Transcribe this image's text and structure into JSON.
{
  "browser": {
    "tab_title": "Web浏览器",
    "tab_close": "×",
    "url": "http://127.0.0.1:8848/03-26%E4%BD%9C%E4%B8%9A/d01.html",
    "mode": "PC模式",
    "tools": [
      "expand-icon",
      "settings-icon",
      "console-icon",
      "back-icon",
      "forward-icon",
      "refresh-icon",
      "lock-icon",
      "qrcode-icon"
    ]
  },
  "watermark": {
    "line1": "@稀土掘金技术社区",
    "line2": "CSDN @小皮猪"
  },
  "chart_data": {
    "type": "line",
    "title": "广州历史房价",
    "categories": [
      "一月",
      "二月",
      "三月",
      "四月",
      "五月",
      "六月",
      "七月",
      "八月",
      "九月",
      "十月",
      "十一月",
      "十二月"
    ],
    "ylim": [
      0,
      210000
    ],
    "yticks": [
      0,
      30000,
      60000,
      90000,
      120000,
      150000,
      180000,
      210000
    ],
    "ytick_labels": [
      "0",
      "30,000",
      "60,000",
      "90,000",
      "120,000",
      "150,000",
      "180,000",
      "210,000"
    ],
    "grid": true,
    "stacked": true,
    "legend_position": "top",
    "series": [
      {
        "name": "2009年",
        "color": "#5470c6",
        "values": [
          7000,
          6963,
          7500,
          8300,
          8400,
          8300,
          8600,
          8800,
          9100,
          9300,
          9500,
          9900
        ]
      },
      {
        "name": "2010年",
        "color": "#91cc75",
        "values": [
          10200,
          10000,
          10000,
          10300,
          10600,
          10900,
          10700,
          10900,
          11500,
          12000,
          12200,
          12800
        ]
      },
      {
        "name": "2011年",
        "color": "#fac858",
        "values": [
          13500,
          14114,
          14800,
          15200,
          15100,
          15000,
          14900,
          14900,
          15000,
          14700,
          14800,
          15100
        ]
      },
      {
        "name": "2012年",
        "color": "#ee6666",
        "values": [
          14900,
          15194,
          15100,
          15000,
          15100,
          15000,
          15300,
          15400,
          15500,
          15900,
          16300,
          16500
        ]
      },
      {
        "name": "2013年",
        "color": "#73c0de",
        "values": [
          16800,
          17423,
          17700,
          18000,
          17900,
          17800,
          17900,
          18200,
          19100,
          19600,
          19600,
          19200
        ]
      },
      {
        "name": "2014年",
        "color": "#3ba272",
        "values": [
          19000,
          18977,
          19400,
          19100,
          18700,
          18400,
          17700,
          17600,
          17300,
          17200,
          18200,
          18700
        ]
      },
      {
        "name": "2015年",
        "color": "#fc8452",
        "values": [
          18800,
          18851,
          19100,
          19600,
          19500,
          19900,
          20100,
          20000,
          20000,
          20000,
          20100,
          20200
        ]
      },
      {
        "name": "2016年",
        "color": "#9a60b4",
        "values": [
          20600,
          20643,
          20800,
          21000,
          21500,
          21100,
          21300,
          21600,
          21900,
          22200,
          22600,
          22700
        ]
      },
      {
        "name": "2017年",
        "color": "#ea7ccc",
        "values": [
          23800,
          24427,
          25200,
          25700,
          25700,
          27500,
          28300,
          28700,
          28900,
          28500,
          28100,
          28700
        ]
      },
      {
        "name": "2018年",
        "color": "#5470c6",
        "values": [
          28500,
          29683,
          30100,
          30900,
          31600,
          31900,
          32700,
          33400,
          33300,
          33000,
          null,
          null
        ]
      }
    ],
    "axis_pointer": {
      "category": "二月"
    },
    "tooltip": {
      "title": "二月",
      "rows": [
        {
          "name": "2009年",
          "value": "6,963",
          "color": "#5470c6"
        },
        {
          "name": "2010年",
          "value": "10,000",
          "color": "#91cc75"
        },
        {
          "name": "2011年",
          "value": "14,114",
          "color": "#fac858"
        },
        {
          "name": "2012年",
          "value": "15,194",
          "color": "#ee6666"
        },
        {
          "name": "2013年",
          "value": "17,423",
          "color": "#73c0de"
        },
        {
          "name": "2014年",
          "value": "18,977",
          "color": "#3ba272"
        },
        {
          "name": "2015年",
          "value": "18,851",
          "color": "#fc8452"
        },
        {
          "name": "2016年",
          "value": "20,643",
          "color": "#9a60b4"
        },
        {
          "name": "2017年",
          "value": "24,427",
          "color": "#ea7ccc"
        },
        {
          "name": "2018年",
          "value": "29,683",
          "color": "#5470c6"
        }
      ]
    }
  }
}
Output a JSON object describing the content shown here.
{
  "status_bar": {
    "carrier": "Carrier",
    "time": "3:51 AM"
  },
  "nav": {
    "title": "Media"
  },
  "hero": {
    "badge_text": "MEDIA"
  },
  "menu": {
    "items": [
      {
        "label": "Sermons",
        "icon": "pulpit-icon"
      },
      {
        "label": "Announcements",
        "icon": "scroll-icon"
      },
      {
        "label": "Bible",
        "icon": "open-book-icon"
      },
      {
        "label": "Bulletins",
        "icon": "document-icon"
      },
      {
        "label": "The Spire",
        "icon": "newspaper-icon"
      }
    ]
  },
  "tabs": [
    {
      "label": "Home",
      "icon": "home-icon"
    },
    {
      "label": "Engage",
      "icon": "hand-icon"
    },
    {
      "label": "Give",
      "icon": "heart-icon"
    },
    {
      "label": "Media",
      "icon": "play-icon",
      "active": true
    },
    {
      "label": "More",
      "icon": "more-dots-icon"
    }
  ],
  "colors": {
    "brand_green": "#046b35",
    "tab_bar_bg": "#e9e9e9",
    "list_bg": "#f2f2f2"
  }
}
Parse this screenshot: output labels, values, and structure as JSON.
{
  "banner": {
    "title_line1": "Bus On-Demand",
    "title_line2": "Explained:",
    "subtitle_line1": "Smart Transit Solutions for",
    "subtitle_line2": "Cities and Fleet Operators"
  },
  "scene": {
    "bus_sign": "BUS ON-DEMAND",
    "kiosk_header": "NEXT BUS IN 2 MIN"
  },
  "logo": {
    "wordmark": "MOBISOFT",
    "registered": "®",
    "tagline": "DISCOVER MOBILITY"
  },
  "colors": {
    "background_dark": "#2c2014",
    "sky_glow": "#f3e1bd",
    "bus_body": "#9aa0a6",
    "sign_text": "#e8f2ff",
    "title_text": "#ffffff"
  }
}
-------
Every line that holds the word "this" should be extracted.

Transcribe this image's text and structure into JSON.
Parse this screenshot: output labels, values, and structure as JSON.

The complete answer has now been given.